_PROBLEM_: Set down each entry from the block beneath, exactly as written.

## Start GIVEN RECORDS

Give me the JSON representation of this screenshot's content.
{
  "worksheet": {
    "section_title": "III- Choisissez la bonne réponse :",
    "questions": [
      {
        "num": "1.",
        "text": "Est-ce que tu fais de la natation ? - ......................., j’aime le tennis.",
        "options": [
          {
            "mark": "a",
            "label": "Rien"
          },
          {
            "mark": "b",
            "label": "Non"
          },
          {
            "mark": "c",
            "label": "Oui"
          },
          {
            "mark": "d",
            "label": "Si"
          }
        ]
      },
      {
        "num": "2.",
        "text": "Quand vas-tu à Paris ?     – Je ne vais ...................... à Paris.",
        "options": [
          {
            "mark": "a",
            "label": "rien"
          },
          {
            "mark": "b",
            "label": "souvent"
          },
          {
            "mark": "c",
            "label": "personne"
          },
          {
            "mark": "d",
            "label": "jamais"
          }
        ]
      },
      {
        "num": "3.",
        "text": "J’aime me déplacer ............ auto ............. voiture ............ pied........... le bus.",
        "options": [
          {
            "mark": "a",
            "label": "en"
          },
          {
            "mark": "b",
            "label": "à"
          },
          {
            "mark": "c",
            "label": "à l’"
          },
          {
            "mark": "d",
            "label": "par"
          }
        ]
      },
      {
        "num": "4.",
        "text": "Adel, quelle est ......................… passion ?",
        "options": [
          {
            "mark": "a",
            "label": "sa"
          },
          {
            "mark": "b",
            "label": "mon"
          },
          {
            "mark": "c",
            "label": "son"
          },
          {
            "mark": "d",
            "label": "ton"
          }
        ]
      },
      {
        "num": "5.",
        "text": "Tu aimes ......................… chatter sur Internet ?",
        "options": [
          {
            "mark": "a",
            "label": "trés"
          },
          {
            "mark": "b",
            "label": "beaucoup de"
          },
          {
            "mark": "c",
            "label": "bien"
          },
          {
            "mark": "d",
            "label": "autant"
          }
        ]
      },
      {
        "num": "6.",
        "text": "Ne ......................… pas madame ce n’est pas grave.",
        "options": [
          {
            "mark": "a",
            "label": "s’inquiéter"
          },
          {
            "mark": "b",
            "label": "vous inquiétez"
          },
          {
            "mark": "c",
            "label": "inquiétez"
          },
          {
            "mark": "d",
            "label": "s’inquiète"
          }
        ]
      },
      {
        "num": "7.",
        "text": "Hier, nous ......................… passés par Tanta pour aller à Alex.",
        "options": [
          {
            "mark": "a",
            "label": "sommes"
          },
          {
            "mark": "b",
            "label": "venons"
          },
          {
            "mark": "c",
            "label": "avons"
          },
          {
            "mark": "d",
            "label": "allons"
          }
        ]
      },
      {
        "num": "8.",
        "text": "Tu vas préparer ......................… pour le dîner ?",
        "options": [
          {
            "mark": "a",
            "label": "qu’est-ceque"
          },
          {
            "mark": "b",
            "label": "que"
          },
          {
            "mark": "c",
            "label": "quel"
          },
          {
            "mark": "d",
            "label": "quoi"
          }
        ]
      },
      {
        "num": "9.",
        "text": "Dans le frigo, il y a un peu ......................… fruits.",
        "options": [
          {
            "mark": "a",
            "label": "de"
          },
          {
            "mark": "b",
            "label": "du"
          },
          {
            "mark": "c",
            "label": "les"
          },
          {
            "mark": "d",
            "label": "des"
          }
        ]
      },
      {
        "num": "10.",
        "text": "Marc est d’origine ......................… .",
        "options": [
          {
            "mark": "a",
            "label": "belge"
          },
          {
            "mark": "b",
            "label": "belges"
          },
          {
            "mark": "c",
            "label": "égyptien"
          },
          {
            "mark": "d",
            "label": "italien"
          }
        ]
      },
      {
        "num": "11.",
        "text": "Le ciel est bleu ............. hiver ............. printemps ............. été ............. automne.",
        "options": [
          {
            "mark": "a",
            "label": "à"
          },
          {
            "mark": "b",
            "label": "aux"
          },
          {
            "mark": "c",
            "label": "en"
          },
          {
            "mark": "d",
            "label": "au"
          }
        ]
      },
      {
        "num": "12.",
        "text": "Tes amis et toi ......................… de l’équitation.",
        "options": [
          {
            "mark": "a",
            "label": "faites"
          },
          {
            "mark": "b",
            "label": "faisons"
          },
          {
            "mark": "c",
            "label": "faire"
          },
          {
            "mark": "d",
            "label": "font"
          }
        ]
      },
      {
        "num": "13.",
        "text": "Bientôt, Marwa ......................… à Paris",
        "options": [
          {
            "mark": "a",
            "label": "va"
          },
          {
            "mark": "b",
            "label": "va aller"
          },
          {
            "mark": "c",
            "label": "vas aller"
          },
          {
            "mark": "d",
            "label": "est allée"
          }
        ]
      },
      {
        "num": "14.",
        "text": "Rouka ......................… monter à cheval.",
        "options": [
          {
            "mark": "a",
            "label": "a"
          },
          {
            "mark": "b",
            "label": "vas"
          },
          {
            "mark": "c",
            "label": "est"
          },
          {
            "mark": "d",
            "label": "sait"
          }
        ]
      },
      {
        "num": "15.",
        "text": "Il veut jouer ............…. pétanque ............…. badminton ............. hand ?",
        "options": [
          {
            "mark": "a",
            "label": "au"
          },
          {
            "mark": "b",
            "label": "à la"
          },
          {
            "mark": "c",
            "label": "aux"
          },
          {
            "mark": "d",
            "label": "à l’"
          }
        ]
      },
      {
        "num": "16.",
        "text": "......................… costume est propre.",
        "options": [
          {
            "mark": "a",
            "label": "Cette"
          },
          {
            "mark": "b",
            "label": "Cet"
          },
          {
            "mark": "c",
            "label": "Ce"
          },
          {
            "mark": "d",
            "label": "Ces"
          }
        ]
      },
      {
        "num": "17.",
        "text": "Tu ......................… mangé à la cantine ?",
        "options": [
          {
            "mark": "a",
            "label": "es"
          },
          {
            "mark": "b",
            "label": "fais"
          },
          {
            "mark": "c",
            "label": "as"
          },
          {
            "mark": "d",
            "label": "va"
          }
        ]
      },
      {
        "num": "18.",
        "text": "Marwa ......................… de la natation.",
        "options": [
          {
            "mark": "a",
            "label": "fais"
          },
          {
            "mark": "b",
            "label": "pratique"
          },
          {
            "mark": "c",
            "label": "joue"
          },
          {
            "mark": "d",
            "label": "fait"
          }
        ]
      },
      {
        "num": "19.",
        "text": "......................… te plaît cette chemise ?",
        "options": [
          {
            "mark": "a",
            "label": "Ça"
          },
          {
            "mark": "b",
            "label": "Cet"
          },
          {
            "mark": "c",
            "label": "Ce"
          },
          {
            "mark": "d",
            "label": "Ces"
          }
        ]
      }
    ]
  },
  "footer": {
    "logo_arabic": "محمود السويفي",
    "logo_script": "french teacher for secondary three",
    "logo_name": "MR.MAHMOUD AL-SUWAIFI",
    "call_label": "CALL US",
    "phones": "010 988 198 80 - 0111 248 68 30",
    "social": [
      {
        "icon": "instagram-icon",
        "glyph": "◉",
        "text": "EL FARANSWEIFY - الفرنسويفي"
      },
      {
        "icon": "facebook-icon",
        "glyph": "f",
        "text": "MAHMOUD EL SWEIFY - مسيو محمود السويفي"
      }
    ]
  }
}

## End GIVEN RECORDS

_EXPECTED ANSWER_:
Give me the JSON representation of this screenshot's content.
{
  "worksheet": {
    "section_title": "III- Choisissez la bonne réponse :",
    "questions": [
      {
        "num": "1.",
        "text": "Est-ce que tu fais de la natation ? - ......................., j’aime le tennis.",
        "options": [
          {
            "mark": "a",
            "label": "Rien"
          },
          {
            "mark": "b",
            "label": "Non"
          },
          {
            "mark": "c",
            "label": "Oui"
          },
          {
            "mark": "d",
            "label": "Si"
          }
        ]
      },
      {
        "num": "2.",
        "text": "Quand vas-tu à Paris ?     – Je ne vais ...................... à Paris.",
        "options": [
          {
            "mark": "a",
            "label": "rien"
          },
          {
            "mark": "b",
            "label": "souvent"
          },
          {
            "mark": "c",
            "label": "personne"
          },
          {
            "mark": "d",
            "label": "jamais"
          }
        ]
      },
      {
        "num": "3.",
        "text": "J’aime me déplacer ............ auto ............. voiture ............ pied........... le bus.",
        "options": [
          {
            "mark": "a",
            "label": "en"
          },
          {
            "mark": "b",
            "label": "à"
          },
          {
            "mark": "c",
            "label": "à l’"
          },
          {
            "mark": "d",
            "label": "par"
          }
        ]
      },
      {
        "num": "4.",
        "text": "Adel, quelle est ......................… passion ?",
        "options": [
          {
            "mark": "a",
            "label": "sa"
          },
          {
            "mark": "b",
            "label": "mon"
          },
          {
            "mark": "c",
            "label": "son"
          },
          {
            "mark": "d",
            "label": "ton"
          }
        ]
      },
      {
        "num": "5.",
        "text": "Tu aimes ......................… chatter sur Internet ?",
        "options": [
          {
            "mark": "a",
            "label": "trés"
          },
          {
            "mark": "b",
            "label": "beaucoup de"
          },
          {
            "mark": "c",
            "label": "bien"
          },
          {
            "mark": "d",
            "label": "autant"
          }
        ]
      },
      {
        "num": "6.",
        "text": "Ne ......................… pas madame ce n’est pas grave.",
        "options": [
          {
            "mark": "a",
            "label": "s’inquiéter"
          },
          {
            "mark": "b",
            "label": "vous inquiétez"
          },
          {
            "mark": "c",
            "label": "inquiétez"
          },
          {
            "mark": "d",
            "label": "s’inquiète"
          }
        ]
      },
      {
        "num": "7.",
        "text": "Hier, nous ......................… passés par Tanta pour aller à Alex.",
        "options": [
          {
            "mark": "a",
            "label": "sommes"
          },
          {
            "mark": "b",
            "label": "venons"
          },
          {
            "mark": "c",
            "label": "avons"
          },
          {
            "mark": "d",
            "label": "allons"
          }
        ]
      },
      {
        "num": "8.",
        "text": "Tu vas préparer ......................… pour le dîner ?",
        "options": [
          {
            "mark": "a",
            "label": "qu’est-ceque"
          },
          {
            "mark": "b",
            "label": "que"
          },
          {
            "mark": "c",
            "label": "quel"
          },
          {
            "mark": "d",
            "label": "quoi"
          }
        ]
      },
      {
        "num": "9.",
        "text": "Dans le frigo, il y a un peu ......................… fruits.",
        "options": [
          {
            "mark": "a",
            "label": "de"
          },
          {
            "mark": "b",
            "label": "du"
          },
          {
            "mark": "c",
            "label": "les"
          },
          {
            "mark": "d",
            "label": "des"
          }
        ]
      },
      {
        "num": "10.",
        "text": "Marc est d’origine ......................… .",
        "options": [
          {
            "mark": "a",
            "label": "belge"
          },
          {
            "mark": "b",
            "label": "belges"
          },
          {
            "mark": "c",
            "label": "égyptien"
          },
          {
            "mark": "d",
            "label": "italien"
          }
        ]
      },
      {
        "num": "11.",
        "text": "Le ciel est bleu ............. hiver ............. printemps ............. été ............. automne.",
        "options": [
          {
            "mark": "a",
            "label": "à"
          },
          {
            "mark": "b",
            "label": "aux"
          },
          {
            "mark": "c",
            "label": "en"
          },
          {
            "mark": "d",
            "label": "au"
          }
        ]
      },
      {
        "num": "12.",
        "text": "Tes amis et toi ......................… de l’équitation.",
        "options": [
          {
            "mark": "a",
            "label": "faites"
          },
          {
            "mark": "b",
            "label": "faisons"
          },
          {
            "mark": "c",
            "label": "faire"
          },
          {
            "mark": "d",
            "label": "font"
          }
        ]
      },
      {
        "num": "13.",
        "text": "Bientôt, Marwa ......................… à Paris",
        "options": [
          {
            "mark": "a",
            "label": "va"
          },
          {
            "mark": "b",
            "label": "va aller"
          },
          {
            "mark": "c",
            "label": "vas aller"
          },
          {
            "mark": "d",
            "label": "est allée"
          }
        ]
      },
      {
        "num": "14.",
        "text": "Rouka ......................… monter à cheval.",
        "options": [
          {
            "mark": "a",
            "label": "a"
          },
          {
            "mark": "b",
            "label": "vas"
          },
          {
            "mark": "c",
            "label": "est"
          },
          {
            "mark": "d",
            "label": "sait"
          }
        ]
      },
      {
        "num": "15.",
        "text": "Il veut jouer ............…. pétanque ............…. badminton ............. hand ?",
        "options": [
          {
            "mark": "a",
            "label": "au"
          },
          {
            "mark": "b",
            "label": "à la"
          },
          {
            "mark": "c",
            "label": "aux"
          },
          {
            "mark": "d",
            "label": "à l’"
          }
        ]
      },
      {
        "num": "16.",
        "text": "......................… costume est propre.",
        "options": [
          {
            "mark": "a",
            "label": "Cette"
          },
          {
            "mark": "b",
            "label": "Cet"
          },
          {
            "mark": "c",
            "label": "Ce"
          },
          {
            "mark": "d",
            "label": "Ces"
          }
        ]
      },
      {
        "num": "17.",
        "text": "Tu ......................… mangé à la cantine ?",
        "options": [
          {
            "mark": "a",
            "label": "es"
          },
          {
            "mark": "b",
            "label": "fais"
          },
          {
            "mark": "c",
            "label": "as"
          },
          {
            "mark": "d",
            "label": "va"
          }
        ]
      },
      {
        "num": "18.",
        "text": "Marwa ......................… de la natation.",
        "options": [
          {
            "mark": "a",
            "label": "fais"
          },
          {
            "mark": "b",
            "label": "pratique"
          },
          {
            "mark": "c",
            "label": "joue"
          },
          {
            "mark": "d",
            "label": "fait"
          }
        ]
      },
      {
        "num": "19.",
        "text": "......................… te plaît cette chemise ?",
        "options": [
          {
            "mark": "a",
            "label": "Ça"
          },
          {
            "mark": "b",
            "label": "Cet"
          },
          {
            "mark": "c",
            "label": "Ce"
          },
          {
            "mark": "d",
            "label": "Ces"
          }
        ]
      }
    ]
  },
  "footer": {
    "logo_arabic": "محمود السويفي",
    "logo_script": "french teacher for secondary three",
    "logo_name": "MR.MAHMOUD AL-SUWAIFI",
    "call_label": "CALL US",
    "phones": "010 988 198 80 - 0111 248 68 30",
    "social": [
      {
        "icon": "instagram-icon",
        "glyph": "◉",
        "text": "EL FARANSWEIFY - الفرنسويفي"
      },
      {
        "icon": "facebook-icon",
        "glyph": "f",
        "text": "MAHMOUD EL SWEIFY - مسيو محمود السويفي"
      }
    ]
  }
}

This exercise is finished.